Given task: Examine the records and identify each line that includes the string "message". Copy those lines.

(Stored data)
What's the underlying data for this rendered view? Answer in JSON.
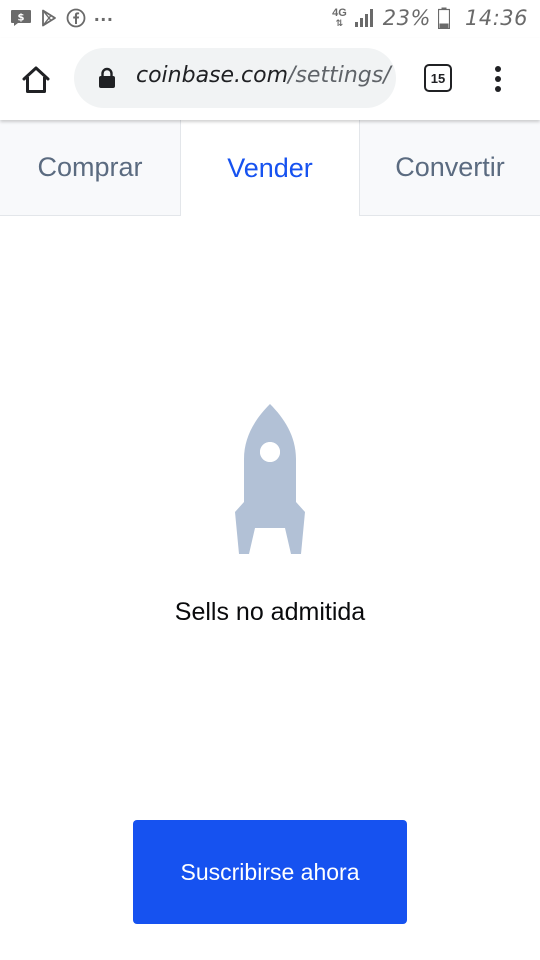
{
  "status_bar": {
    "battery_percent": "23%",
    "time": "14:36",
    "network_type": "4G",
    "overflow": "...",
    "notification_icons": [
      "message-dollar-icon",
      "play-store-icon",
      "facebook-icon"
    ],
    "signal_icon": "signal-icon",
    "battery_icon": "battery-icon"
  },
  "browser": {
    "url_host": "coinbase.com",
    "url_path": "/settings/",
    "tab_count": "15",
    "home_icon": "home-icon",
    "lock_icon": "lock-icon",
    "menu_icon": "more-vertical-icon"
  },
  "tabs": [
    {
      "label": "Comprar",
      "active": false
    },
    {
      "label": "Vender",
      "active": true
    },
    {
      "label": "Convertir",
      "active": false
    }
  ],
  "content": {
    "illustration_icon": "rocket-icon",
    "message": "Sells no admitida",
    "button_label": "Suscribirse ahora"
  },
  "colors": {
    "accent": "#1652f0",
    "tab_inactive_text": "#5b6b80",
    "rocket": "#b2c1d6"
  }
}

Written solution:
      "message-dollar-icon",
    "message": "Sells no admitida",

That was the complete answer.